Short task:
Quote all lines below exactly. Images stay out.

● ● ● ●

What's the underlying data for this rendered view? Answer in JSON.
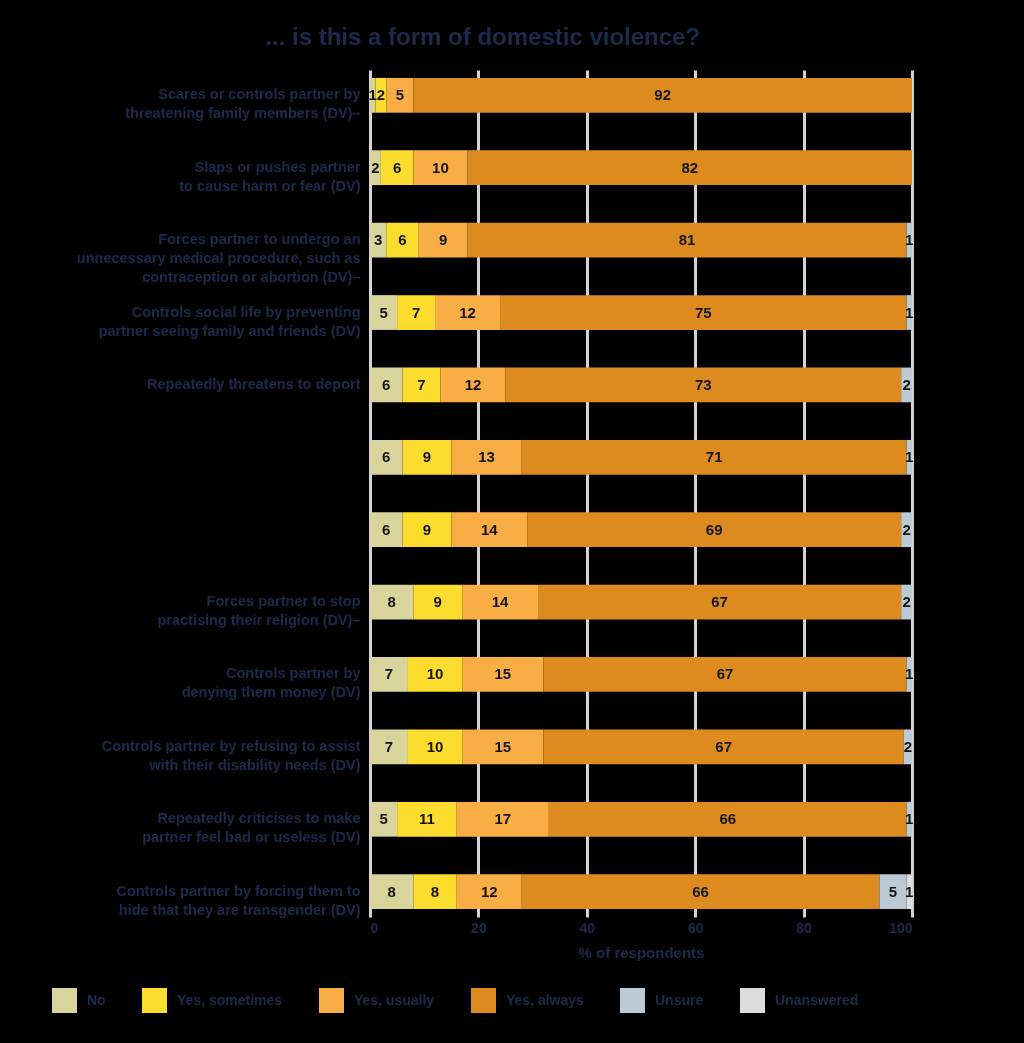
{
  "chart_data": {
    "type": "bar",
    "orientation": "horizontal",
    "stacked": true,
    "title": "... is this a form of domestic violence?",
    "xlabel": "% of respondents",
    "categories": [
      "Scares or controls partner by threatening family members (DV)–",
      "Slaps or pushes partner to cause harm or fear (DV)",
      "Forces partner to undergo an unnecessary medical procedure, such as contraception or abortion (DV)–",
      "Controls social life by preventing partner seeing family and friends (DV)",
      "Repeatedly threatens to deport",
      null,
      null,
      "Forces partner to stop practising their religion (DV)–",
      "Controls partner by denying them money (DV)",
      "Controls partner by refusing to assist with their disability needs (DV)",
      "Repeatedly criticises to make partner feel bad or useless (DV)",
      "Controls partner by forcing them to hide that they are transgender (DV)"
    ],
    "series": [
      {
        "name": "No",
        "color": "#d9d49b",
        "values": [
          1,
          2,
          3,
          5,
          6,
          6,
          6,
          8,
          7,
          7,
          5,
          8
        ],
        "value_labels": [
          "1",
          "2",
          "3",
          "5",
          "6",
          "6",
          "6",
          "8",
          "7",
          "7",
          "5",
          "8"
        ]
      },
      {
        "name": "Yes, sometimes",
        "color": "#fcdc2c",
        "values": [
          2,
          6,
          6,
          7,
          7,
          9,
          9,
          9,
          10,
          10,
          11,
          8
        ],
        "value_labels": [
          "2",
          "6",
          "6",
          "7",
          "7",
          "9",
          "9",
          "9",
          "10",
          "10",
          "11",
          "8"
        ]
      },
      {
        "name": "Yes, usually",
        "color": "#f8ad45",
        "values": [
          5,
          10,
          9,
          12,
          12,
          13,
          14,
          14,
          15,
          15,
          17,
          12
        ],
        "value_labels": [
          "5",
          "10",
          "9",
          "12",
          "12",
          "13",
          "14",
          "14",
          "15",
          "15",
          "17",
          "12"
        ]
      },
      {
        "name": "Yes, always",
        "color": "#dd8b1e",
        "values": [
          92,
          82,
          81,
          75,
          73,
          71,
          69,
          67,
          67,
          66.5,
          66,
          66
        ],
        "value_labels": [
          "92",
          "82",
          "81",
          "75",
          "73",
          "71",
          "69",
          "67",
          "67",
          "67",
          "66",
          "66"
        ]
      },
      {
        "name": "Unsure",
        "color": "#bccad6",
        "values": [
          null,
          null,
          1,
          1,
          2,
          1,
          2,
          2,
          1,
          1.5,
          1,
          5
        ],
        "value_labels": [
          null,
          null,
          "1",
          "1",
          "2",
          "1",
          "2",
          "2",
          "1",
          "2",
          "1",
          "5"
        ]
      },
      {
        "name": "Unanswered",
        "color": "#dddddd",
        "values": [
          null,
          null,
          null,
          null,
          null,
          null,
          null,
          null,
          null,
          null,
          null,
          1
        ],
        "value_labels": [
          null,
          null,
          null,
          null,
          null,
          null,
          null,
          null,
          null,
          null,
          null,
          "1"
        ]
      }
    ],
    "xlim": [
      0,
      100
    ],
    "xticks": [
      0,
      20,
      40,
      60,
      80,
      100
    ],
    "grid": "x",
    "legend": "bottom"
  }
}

● ● ● ●

Full output:
What's the underlying data for this rendered view? Answer in JSON.
{
  "chart_data": {
    "type": "bar",
    "orientation": "horizontal",
    "stacked": true,
    "title": "... is this a form of domestic violence?",
    "xlabel": "% of respondents",
    "categories": [
      "Scares or controls partner by threatening family members (DV)–",
      "Slaps or pushes partner to cause harm or fear (DV)",
      "Forces partner to undergo an unnecessary medical procedure, such as contraception or abortion (DV)–",
      "Controls social life by preventing partner seeing family and friends (DV)",
      "Repeatedly threatens to deport",
      null,
      null,
      "Forces partner to stop practising their religion (DV)–",
      "Controls partner by denying them money (DV)",
      "Controls partner by refusing to assist with their disability needs (DV)",
      "Repeatedly criticises to make partner feel bad or useless (DV)",
      "Controls partner by forcing them to hide that they are transgender (DV)"
    ],
    "series": [
      {
        "name": "No",
        "color": "#d9d49b",
        "values": [
          1,
          2,
          3,
          5,
          6,
          6,
          6,
          8,
          7,
          7,
          5,
          8
        ],
        "value_labels": [
          "1",
          "2",
          "3",
          "5",
          "6",
          "6",
          "6",
          "8",
          "7",
          "7",
          "5",
          "8"
        ]
      },
      {
        "name": "Yes, sometimes",
        "color": "#fcdc2c",
        "values": [
          2,
          6,
          6,
          7,
          7,
          9,
          9,
          9,
          10,
          10,
          11,
          8
        ],
        "value_labels": [
          "2",
          "6",
          "6",
          "7",
          "7",
          "9",
          "9",
          "9",
          "10",
          "10",
          "11",
          "8"
        ]
      },
      {
        "name": "Yes, usually",
        "color": "#f8ad45",
        "values": [
          5,
          10,
          9,
          12,
          12,
          13,
          14,
          14,
          15,
          15,
          17,
          12
        ],
        "value_labels": [
          "5",
          "10",
          "9",
          "12",
          "12",
          "13",
          "14",
          "14",
          "15",
          "15",
          "17",
          "12"
        ]
      },
      {
        "name": "Yes, always",
        "color": "#dd8b1e",
        "values": [
          92,
          82,
          81,
          75,
          73,
          71,
          69,
          67,
          67,
          66.5,
          66,
          66
        ],
        "value_labels": [
          "92",
          "82",
          "81",
          "75",
          "73",
          "71",
          "69",
          "67",
          "67",
          "67",
          "66",
          "66"
        ]
      },
      {
        "name": "Unsure",
        "color": "#bccad6",
        "values": [
          null,
          null,
          1,
          1,
          2,
          1,
          2,
          2,
          1,
          1.5,
          1,
          5
        ],
        "value_labels": [
          null,
          null,
          "1",
          "1",
          "2",
          "1",
          "2",
          "2",
          "1",
          "2",
          "1",
          "5"
        ]
      },
      {
        "name": "Unanswered",
        "color": "#dddddd",
        "values": [
          null,
          null,
          null,
          null,
          null,
          null,
          null,
          null,
          null,
          null,
          null,
          1
        ],
        "value_labels": [
          null,
          null,
          null,
          null,
          null,
          null,
          null,
          null,
          null,
          null,
          null,
          "1"
        ]
      }
    ],
    "xlim": [
      0,
      100
    ],
    "xticks": [
      0,
      20,
      40,
      60,
      80,
      100
    ],
    "grid": "x",
    "legend": "bottom"
  }
}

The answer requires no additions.